Vorliegender Text:
Montag, 19. Februar 2024

Planet Schweiz




Trotz eingeschränkter Flugmöglichkeiten, entspreched hohen Preisen und der Sorge, wegen einer eventuellen Eskalation des Krieges nicht zurückkehren zu können, fliege ich für einige Tage in die Schweiz. Der Kulturschock, den der Austausch der gewohnten Umgebung jeweils mit sich bringt, war in der Vergangenheit mit etwas Humor leicht zu bewältigen. Jetzt, unter den gegebenen Umständen, fühlt sich die Reise von der Kriegszone Israel in die friedliche Schweiz an, als würde ich auf einen anderen Planeten katapultiert.  Alles ist so komplett anders hier, vor allem die – vielleicht nur scheinbare – Sorglosigkeit. Doch der tiefe Schmerz in mir und die Hoffnungslosigkeit – sie reisen mit. Zum Glück wurde meine Tochter Sivan Ende Januar aus ihrem mehrmonatigen Militär-Reservedienst entlassen und kann mich begleiten, so habe ich eine Schicksalsgenossin, mit der ich mein Empfinden teilen kann. Es dauert mehrere Tage, bis ich auf dem fremden Planeten einigermaßen ankomme. Nachts schrecke ich vom Lärm der Kampfflugzeuge hoch. Dann erinnere ich mich, dass es hier nur das Tram ist, drehe mich auf die andere Seite und versuche, wieder einzuschlafen.

Aufgabe: Prüfe, ob die folgenden Aussagen mit dem Text über die Reise in die Schweiz übereinstimmen, und belege jede Antwort mit Ja oder Nein und den entscheidenden Worten des Textes als wörtliches Zitat. 1. Sivan wurde Ende Januar aus dem Militär-Reservedienst entlassen. 2. Der Kulturschock war früher nur schwer zu bewältigen. 3. Die Reise in die Schweiz dauert mehrere Wochen.

Bereitgestellte Zeilen:
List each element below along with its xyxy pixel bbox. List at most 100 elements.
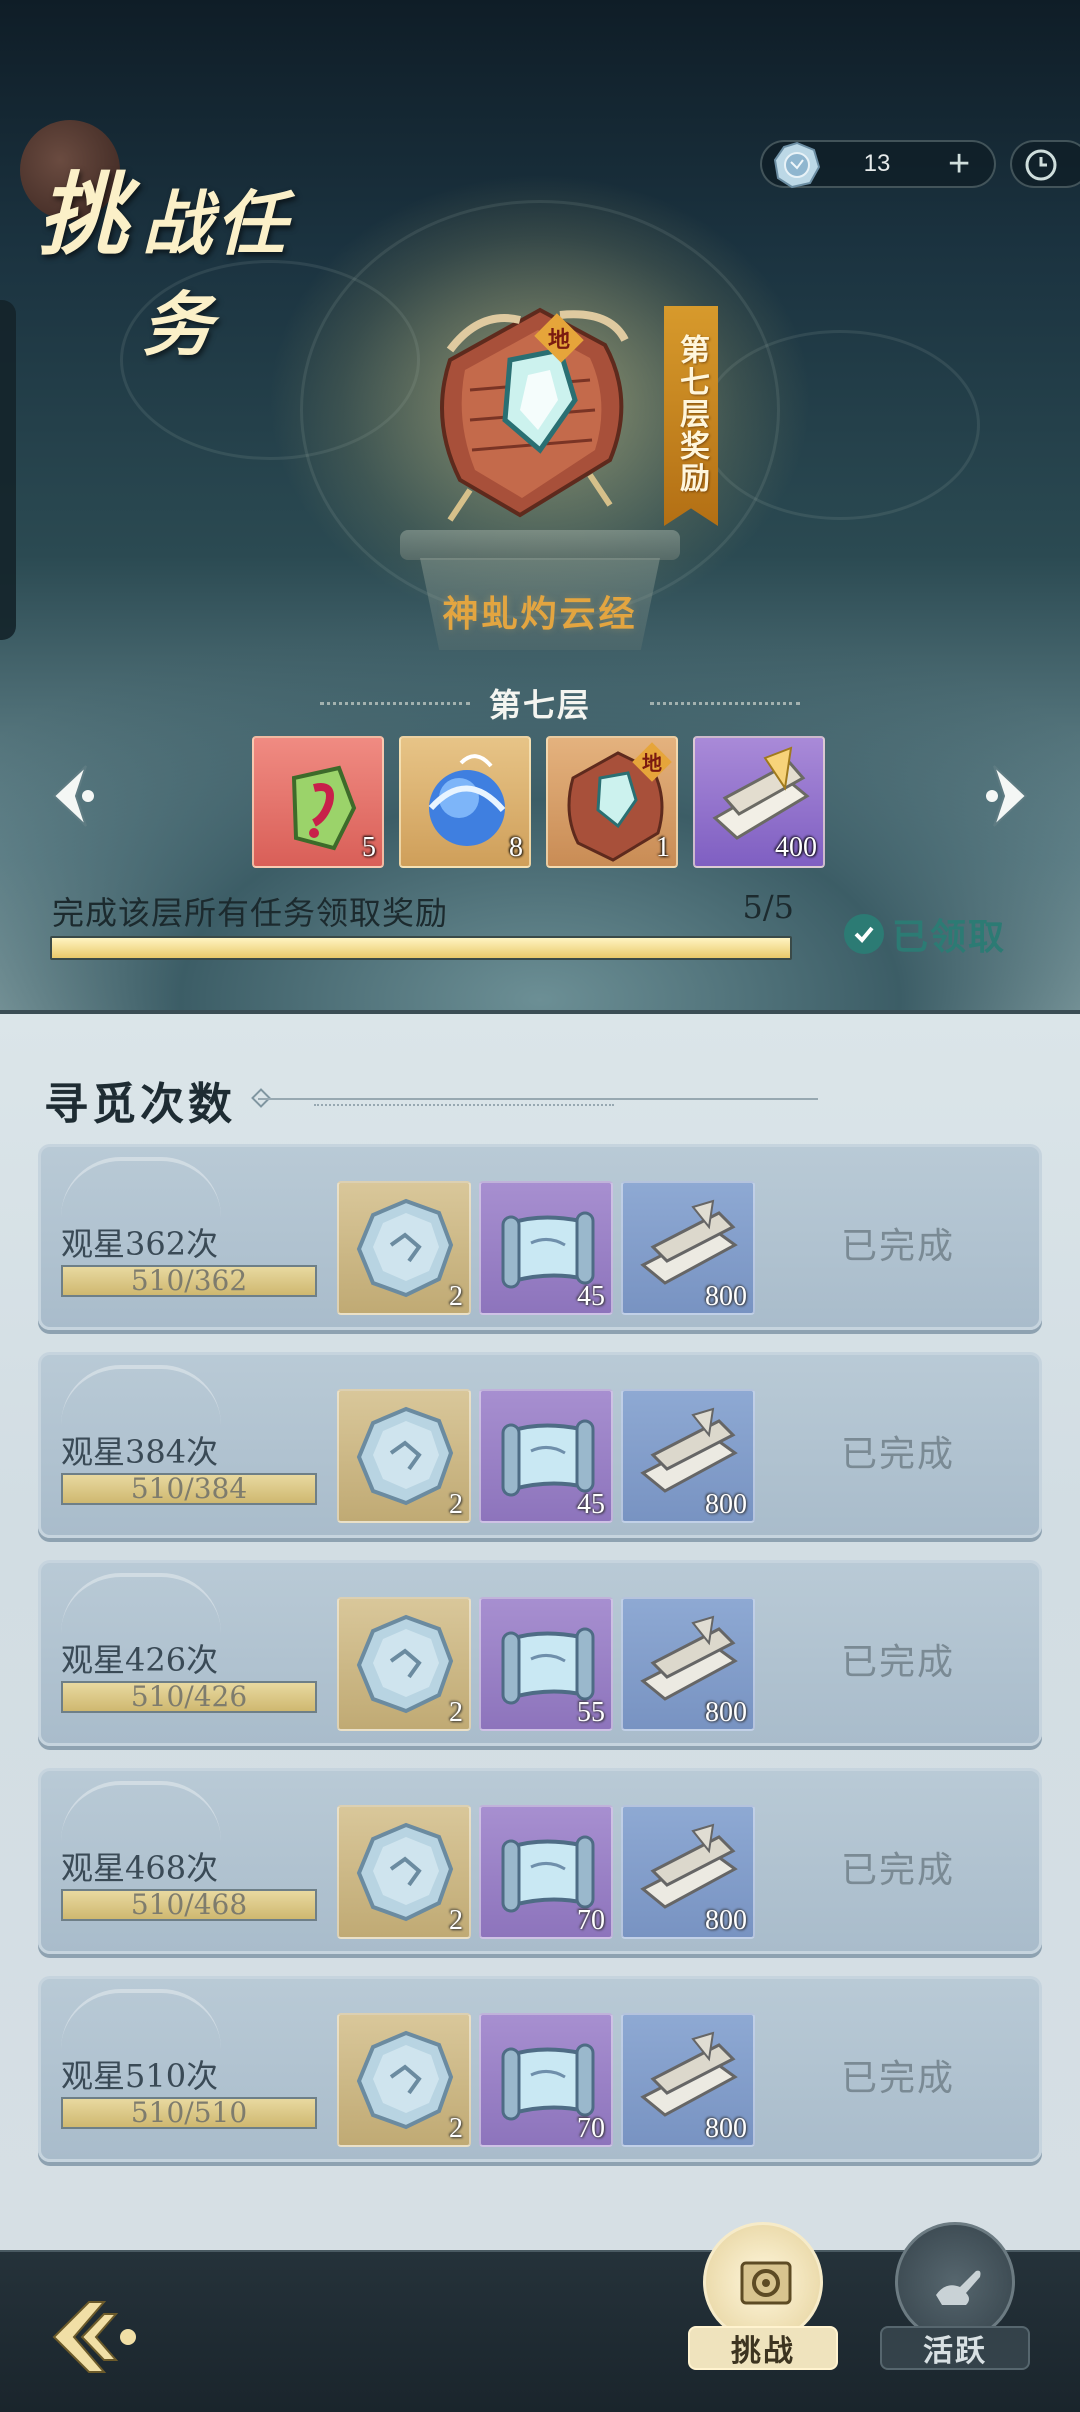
title-rest: 战任务 (142, 182, 290, 366)
reward-item[interactable]: 8 (399, 736, 531, 868)
task-row-label: 观星510次 (61, 2057, 219, 2095)
floor-reward-banner: 第七层奖励 (664, 306, 718, 526)
row-decor (61, 1157, 221, 1217)
section-title: 寻觅次数 (44, 1079, 236, 1130)
reward-qty: 800 (705, 1697, 747, 1728)
clock-icon (1025, 149, 1057, 181)
decor-swirl (700, 330, 980, 520)
reward-qty: 800 (705, 1489, 747, 1520)
reward-qty: 800 (705, 2113, 747, 2144)
task-row-status: 已完成 (841, 2058, 956, 2099)
task-row-label: 观星426次 (61, 1641, 219, 1679)
reward-qty: 800 (705, 1905, 747, 1936)
reward-item[interactable]: 70 (479, 2013, 613, 2147)
gear-scroll-icon (740, 2261, 792, 2305)
next-floor-arrow-icon[interactable] (978, 760, 1034, 832)
reward-qty: 55 (577, 1697, 605, 1728)
reward-item[interactable]: 地 1 (546, 736, 678, 868)
reward-badge: 地 (642, 751, 662, 775)
task-row-progress-text: 510/426 (130, 1680, 248, 1713)
title-first-char: 挑 (38, 162, 128, 268)
task-row-label: 观星384次 (61, 1433, 219, 1471)
star-coin-icon (773, 141, 821, 189)
reward-item[interactable]: 5 (252, 736, 384, 868)
reward-item[interactable]: 800 (621, 2013, 755, 2147)
row-decor (61, 1989, 221, 2049)
reward-item[interactable]: 2 (337, 1181, 471, 1315)
prev-floor-arrow-icon[interactable] (46, 760, 102, 832)
search-count-panel: 寻觅次数 观星362次 510/362 2 45 800 已完成 观星384次 510/384… (0, 1010, 1080, 2255)
tab-activity-circle (895, 2222, 1015, 2342)
reward-item[interactable]: 2 (337, 1389, 471, 1523)
reward-qty: 2 (449, 2113, 463, 2144)
currency-counter: 13 + (760, 140, 996, 189)
task-row-progress-bar: 510/384 (61, 1473, 317, 1505)
task-row-label: 观星468次 (61, 1849, 219, 1887)
task-row-label: 观星362次 (61, 1225, 219, 1263)
floor-reward-banner-text: 第七层奖励 (674, 334, 709, 494)
reward-qty: 2 (449, 1697, 463, 1728)
task-row: 观星426次 510/426 2 55 800 已完成 (38, 1560, 1042, 1746)
task-row-progress-text: 510/510 (130, 2096, 248, 2129)
task-row: 观星468次 510/468 2 70 800 已完成 (38, 1768, 1042, 1954)
reward-qty: 45 (577, 1281, 605, 1312)
tab-challenge-label: 挑战 (688, 2326, 838, 2370)
reward-qty: 5 (362, 832, 376, 863)
floor-task-text: 完成该层所有任务领取奖励 (52, 894, 449, 932)
reward-item[interactable]: 2 (337, 1597, 471, 1731)
task-row-progress-text: 510/384 (130, 1472, 248, 1505)
challenge-hero: 挑 战任务 13 + 地 第七层奖励 神虬灼云经 第七层 5 8 地 1 400… (0, 0, 1080, 1010)
reward-item[interactable]: 45 (479, 1181, 613, 1315)
reward-item[interactable]: 2 (337, 1805, 471, 1939)
floor-task-progress: 5/5 (742, 888, 795, 926)
reward-item[interactable]: 70 (479, 1805, 613, 1939)
pedestal-top (400, 530, 680, 560)
task-row-progress-bar: 510/362 (61, 1265, 317, 1297)
divider (258, 1098, 818, 1100)
reward-qty: 2 (449, 1489, 463, 1520)
tab-activity[interactable]: 活跃 (880, 2222, 1030, 2392)
row-decor (61, 1573, 221, 1633)
featured-item-name: 神虬灼云经 (442, 593, 638, 635)
task-row-status: 已完成 (841, 1642, 956, 1683)
reward-item[interactable]: 45 (479, 1389, 613, 1523)
reward-item[interactable]: 800 (621, 1181, 755, 1315)
side-drawer-handle[interactable] (0, 300, 16, 640)
task-row: 观星510次 510/510 2 70 800 已完成 (38, 1976, 1042, 2162)
reward-item[interactable]: 800 (621, 1389, 755, 1523)
reward-item[interactable]: 800 (621, 1597, 755, 1731)
floor-progress-fill (52, 938, 790, 958)
back-arrow-icon[interactable] (44, 2292, 144, 2382)
divider (314, 1104, 614, 1106)
reward-qty: 70 (577, 2113, 605, 2144)
task-row-progress-bar: 510/426 (61, 1681, 317, 1713)
task-row-status: 已完成 (841, 1850, 956, 1891)
claimed-status: 已领取 (844, 910, 1006, 958)
reward-item[interactable]: 55 (479, 1597, 613, 1731)
task-row: 观星384次 510/384 2 45 800 已完成 (38, 1352, 1042, 1538)
reward-qty: 8 (509, 832, 523, 863)
task-row-status: 已完成 (841, 1226, 956, 1267)
floor-rewards: 5 8 地 1 400 (252, 736, 826, 870)
bottom-nav: 挑战 活跃 (0, 2222, 1080, 2412)
floor-progress-bar (50, 936, 792, 960)
task-row-status: 已完成 (841, 1434, 956, 1475)
check-icon (844, 914, 884, 954)
reward-item[interactable]: 400 (693, 736, 825, 868)
row-decor (61, 1365, 221, 1425)
tab-activity-label: 活跃 (880, 2326, 1030, 2370)
clock-button[interactable] (1010, 140, 1080, 188)
reward-qty: 1 (656, 832, 670, 863)
reward-qty: 400 (775, 832, 817, 863)
red-book-icon[interactable]: 地 (410, 290, 660, 530)
task-row-progress-bar: 510/510 (61, 2097, 317, 2129)
task-row-progress-text: 510/468 (130, 1888, 248, 1921)
reward-item[interactable]: 800 (621, 1805, 755, 1939)
task-row-progress-text: 510/362 (130, 1264, 248, 1297)
tab-challenge-circle (703, 2222, 823, 2342)
tab-challenge[interactable]: 挑战 (688, 2222, 838, 2392)
task-row-progress-bar: 510/468 (61, 1889, 317, 1921)
divider (650, 702, 800, 705)
reward-item[interactable]: 2 (337, 2013, 471, 2147)
currency-add-button[interactable]: + (948, 144, 970, 184)
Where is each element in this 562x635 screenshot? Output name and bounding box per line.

Lösung:
1. Ja: „Zum Glück wurde meine Tochter Sivan Ende Januar aus ihrem mehrmonatigen Militär-Reservedienst entlassen“
2. Nein: „war in der Vergangenheit mit etwas Humor leicht zu bewältigen“
3. Nein: „fliege ich für einige Tage in die Schweiz“